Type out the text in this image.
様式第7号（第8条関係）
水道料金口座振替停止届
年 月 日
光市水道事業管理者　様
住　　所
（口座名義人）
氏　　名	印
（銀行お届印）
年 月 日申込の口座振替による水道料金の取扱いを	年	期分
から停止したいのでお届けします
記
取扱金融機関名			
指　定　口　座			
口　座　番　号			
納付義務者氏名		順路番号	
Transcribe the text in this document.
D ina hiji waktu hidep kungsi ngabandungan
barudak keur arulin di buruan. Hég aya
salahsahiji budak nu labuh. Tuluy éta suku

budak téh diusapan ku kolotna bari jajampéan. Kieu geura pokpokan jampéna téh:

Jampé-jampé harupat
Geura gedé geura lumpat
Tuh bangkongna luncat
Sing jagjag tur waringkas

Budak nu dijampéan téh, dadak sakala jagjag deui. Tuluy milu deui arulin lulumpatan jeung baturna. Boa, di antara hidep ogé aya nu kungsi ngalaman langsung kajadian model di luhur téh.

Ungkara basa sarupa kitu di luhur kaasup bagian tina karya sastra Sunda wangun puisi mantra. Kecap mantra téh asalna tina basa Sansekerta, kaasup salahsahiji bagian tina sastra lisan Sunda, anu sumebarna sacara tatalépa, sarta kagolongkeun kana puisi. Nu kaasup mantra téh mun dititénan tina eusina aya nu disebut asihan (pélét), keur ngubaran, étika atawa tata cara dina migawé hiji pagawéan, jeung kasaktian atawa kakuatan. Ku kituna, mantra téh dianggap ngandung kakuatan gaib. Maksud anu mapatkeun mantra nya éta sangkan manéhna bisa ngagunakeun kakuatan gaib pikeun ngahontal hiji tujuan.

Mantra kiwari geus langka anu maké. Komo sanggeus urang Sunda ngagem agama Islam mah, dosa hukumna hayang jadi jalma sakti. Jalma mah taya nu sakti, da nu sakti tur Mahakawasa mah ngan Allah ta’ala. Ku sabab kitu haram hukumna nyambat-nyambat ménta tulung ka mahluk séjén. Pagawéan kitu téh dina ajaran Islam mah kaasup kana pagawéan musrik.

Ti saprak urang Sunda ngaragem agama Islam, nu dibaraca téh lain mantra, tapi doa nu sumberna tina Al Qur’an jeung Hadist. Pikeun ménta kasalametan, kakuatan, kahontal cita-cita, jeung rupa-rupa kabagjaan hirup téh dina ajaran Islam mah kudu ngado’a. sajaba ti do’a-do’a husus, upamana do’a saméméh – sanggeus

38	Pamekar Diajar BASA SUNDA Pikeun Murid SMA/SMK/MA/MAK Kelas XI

### [Challenge]
Copy each line that holds the word "jeung".

### [Reply]
Budak nu dijampéan téh, dadak sakala jagjag deui. Tuluy milu deui arulin lulumpatan jeung baturna. Boa, di antara hidep ogé aya nu kungsi ngalaman langsung kajadian model di luhur téh.
Ungkara basa sarupa kitu di luhur kaasup bagian tina karya sastra Sunda wangun puisi mantra. Kecap mantra téh asalna tina basa Sansekerta, kaasup salahsahiji bagian tina sastra lisan Sunda, anu sumebarna sacara tatalépa, sarta kagolongkeun kana puisi. Nu kaasup mantra téh mun dititénan tina eusina aya nu disebut asihan (pélét), keur ngubaran, étika atawa tata cara dina migawé hiji pagawéan, jeung kasaktian atawa kakuatan. Ku kituna, mantra téh dianggap ngandung kakuatan gaib. Maksud anu mapatkeun mantra nya éta sangkan manéhna bisa ngagunakeun kakuatan gaib pikeun ngahontal hiji tujuan.
Ti saprak urang Sunda ngaragem agama Islam, nu dibaraca téh lain mantra, tapi doa nu sumberna tina Al Qur’an jeung Hadist. Pikeun ménta kasalametan, kakuatan, kahontal cita-cita, jeung rupa-rupa kabagjaan hirup téh dina ajaran Islam mah kudu ngado’a. sajaba ti do’a-do’a husus, upamana do’a saméméh – sanggeus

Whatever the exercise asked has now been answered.